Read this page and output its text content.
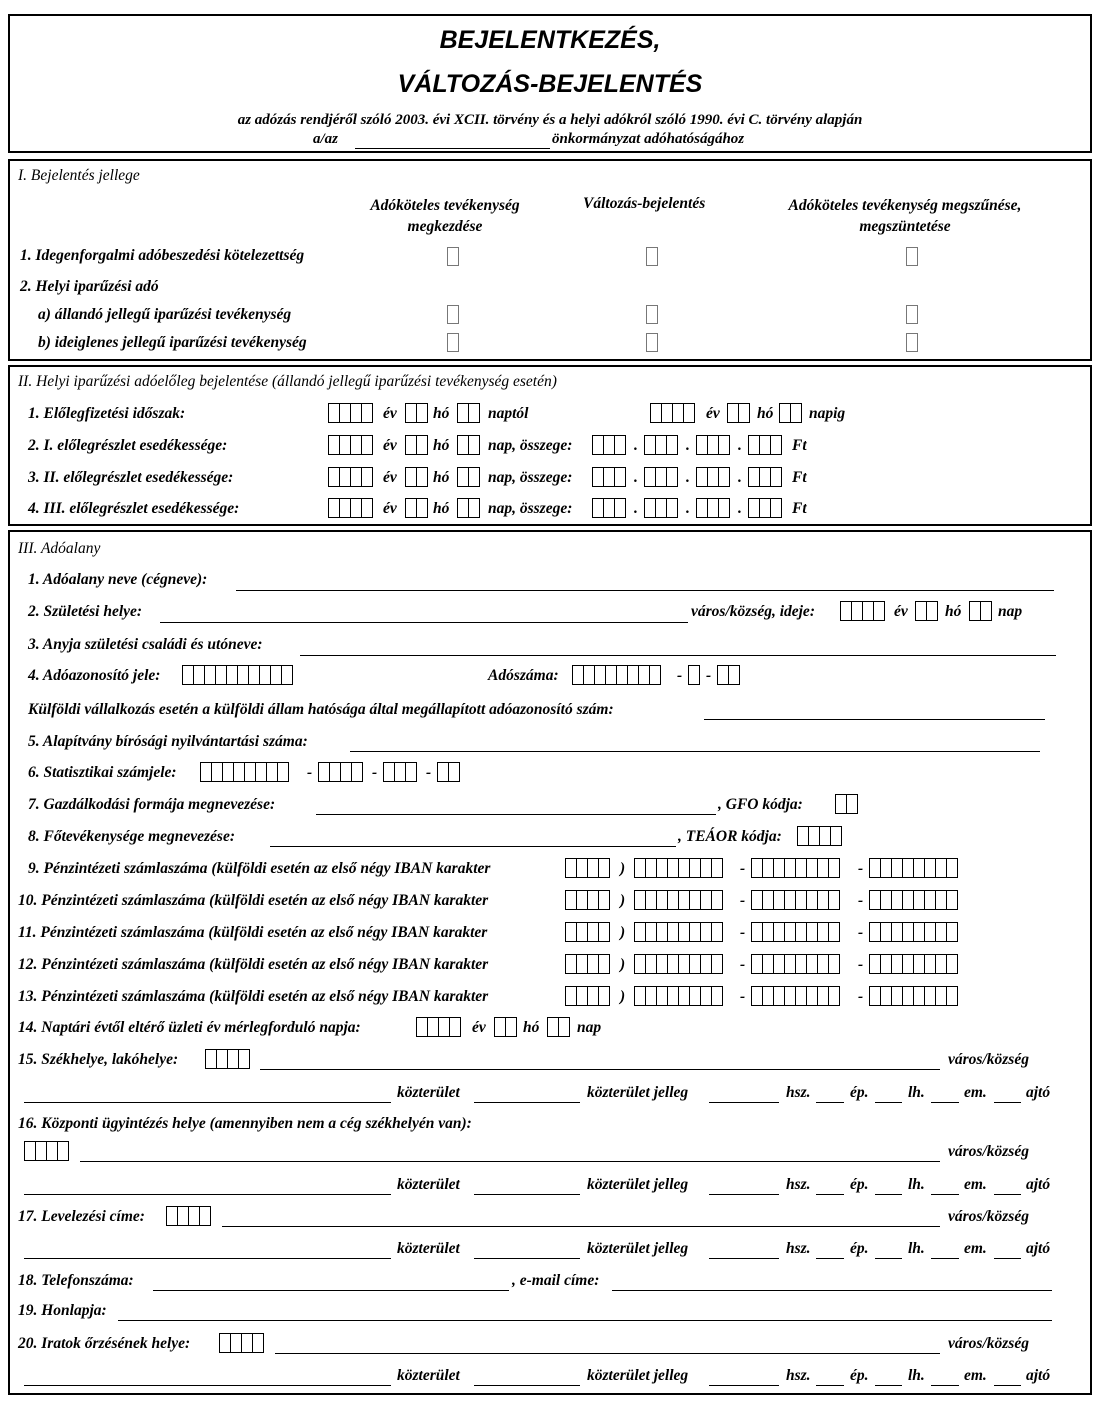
BEJELENTKEZÉS,
VÁLTOZÁS-BEJELENTÉS
az adózás rendjéről szóló 2003. évi XCII. törvény és a helyi adókról szóló 1990. évi C. törvény alapján
a/az	önkormányzat adóhatóságához
I. Bejelentés jellege
Adóköteles tevékenység megkezdése
Változás-bejelentés	Adóköteles tevékenység megszűnése, megszüntetése
1. Idegenforgalmi adóbeszedési kötelezettség
2. Helyi iparűzési adó
a) állandó jellegű iparűzési tevékenység
b) ideiglenes jellegű iparűzési tevékenység
II. Helyi iparűzési adóelőleg bejelentése (állandó jellegű iparűzési tevékenység esetén)
1. Előlegfizetési időszak:	év hó naptól	év hó napig
2. I. előlegrészlet esedékessége:	év hó nap, összege:	.	.	.	Ft
3. II. előlegrészlet esedékessége:	év hó nap, összege:	.	.	.	Ft
4. III. előlegrészlet esedékessége:	év hó nap, összege:	.	.	.	Ft
III. Adóalany
1. Adóalany neve (cégneve):
2. Születési helye:	város/község, ideje:	év hó nap
3. Anyja születési családi és utóneve:
4. Adóazonosító jele:	Adószáma:	- -
Külföldi vállalkozás esetén a külföldi állam hatósága által megállapított adóazonosító szám:
5. Alapítvány bírósági nyilvántartási száma:
6. Statisztikai számjele:	-	-	-
7. Gazdálkodási formája megnevezése:	, GFO kódja:
8. Főtevékenysége megnevezése:	, TEÁOR kódja:
9. Pénzintézeti számlaszáma (külföldi esetén az első négy IBAN karakter	)	-	-
10. Pénzintézeti számlaszáma (külföldi esetén az első négy IBAN karakter	)	-	-
11. Pénzintézeti számlaszáma (külföldi esetén az első négy IBAN karakter	)	-	-
12. Pénzintézeti számlaszáma (külföldi esetén az első négy IBAN karakter	)	-	-
13. Pénzintézeti számlaszáma (külföldi esetén az első négy IBAN karakter	)	-	-
14. Naptári évtől eltérő üzleti év mérlegforduló napja:	év hó nap
15. Székhelye, lakóhelye:	város/község
közterület	közterület jelleg	hsz.	ép.	lh.	em.	ajtó
16. Központi ügyintézés helye (amennyiben nem a cég székhelyén van):
város/község
közterület	közterület jelleg	hsz.	ép.	lh.	em.	ajtó
17. Levelezési címe:	város/község
közterület	közterület jelleg	hsz.	ép.	lh.	em.	ajtó
20. Iratok őrzésének helye:	város/község
közterület	közterület jelleg	hsz.	ép.	lh.	em.	ajtó
18. Telefonszáma:	, e-mail címe:
19. Honlapja:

DIRECTIONS FOR THIS TASK ::
Pictures are excluded; output everything else in the data verbatim.

TASK SOLUTION ::
Read this page and output its text content.
BEJELENTKEZÉS,
VÁLTOZÁS-BEJELENTÉS
az adózás rendjéről szóló 2003. évi XCII. törvény és a helyi adókról szóló 1990. évi C. törvény alapján
a/az	önkormányzat adóhatóságához
I. Bejelentés jellege
Adóköteles tevékenység megkezdése
Változás-bejelentés	Adóköteles tevékenység megszűnése, megszüntetése
1. Idegenforgalmi adóbeszedési kötelezettség
2. Helyi iparűzési adó
a) állandó jellegű iparűzési tevékenység
b) ideiglenes jellegű iparűzési tevékenység
II. Helyi iparűzési adóelőleg bejelentése (állandó jellegű iparűzési tevékenység esetén)
1. Előlegfizetési időszak:	év hó naptól	év hó napig
2. I. előlegrészlet esedékessége:	év hó nap, összege:	.	.	.	Ft
3. II. előlegrészlet esedékessége:	év hó nap, összege:	.	.	.	Ft
4. III. előlegrészlet esedékessége:	év hó nap, összege:	.	.	.	Ft
III. Adóalany
1. Adóalany neve (cégneve):
2. Születési helye:	város/község, ideje:	év hó nap
3. Anyja születési családi és utóneve:
4. Adóazonosító jele:	Adószáma:	- -
Külföldi vállalkozás esetén a külföldi állam hatósága által megállapított adóazonosító szám:
5. Alapítvány bírósági nyilvántartási száma:
6. Statisztikai számjele:	-	-	-
7. Gazdálkodási formája megnevezése:	, GFO kódja:
8. Főtevékenysége megnevezése:	, TEÁOR kódja:
9. Pénzintézeti számlaszáma (külföldi esetén az első négy IBAN karakter	)	-	-
10. Pénzintézeti számlaszáma (külföldi esetén az első négy IBAN karakter	)	-	-
11. Pénzintézeti számlaszáma (külföldi esetén az első négy IBAN karakter	)	-	-
12. Pénzintézeti számlaszáma (külföldi esetén az első négy IBAN karakter	)	-	-
13. Pénzintézeti számlaszáma (külföldi esetén az első négy IBAN karakter	)	-	-
14. Naptári évtől eltérő üzleti év mérlegforduló napja:	év hó nap
15. Székhelye, lakóhelye:	város/község
közterület	közterület jelleg	hsz.	ép.	lh.	em.	ajtó
16. Központi ügyintézés helye (amennyiben nem a cég székhelyén van):
város/község
közterület	közterület jelleg	hsz.	ép.	lh.	em.	ajtó
17. Levelezési címe:	város/község
közterület	közterület jelleg	hsz.	ép.	lh.	em.	ajtó
20. Iratok őrzésének helye:	város/község
közterület	közterület jelleg	hsz.	ép.	lh.	em.	ajtó
18. Telefonszáma:	, e-mail címe:
19. Honlapja:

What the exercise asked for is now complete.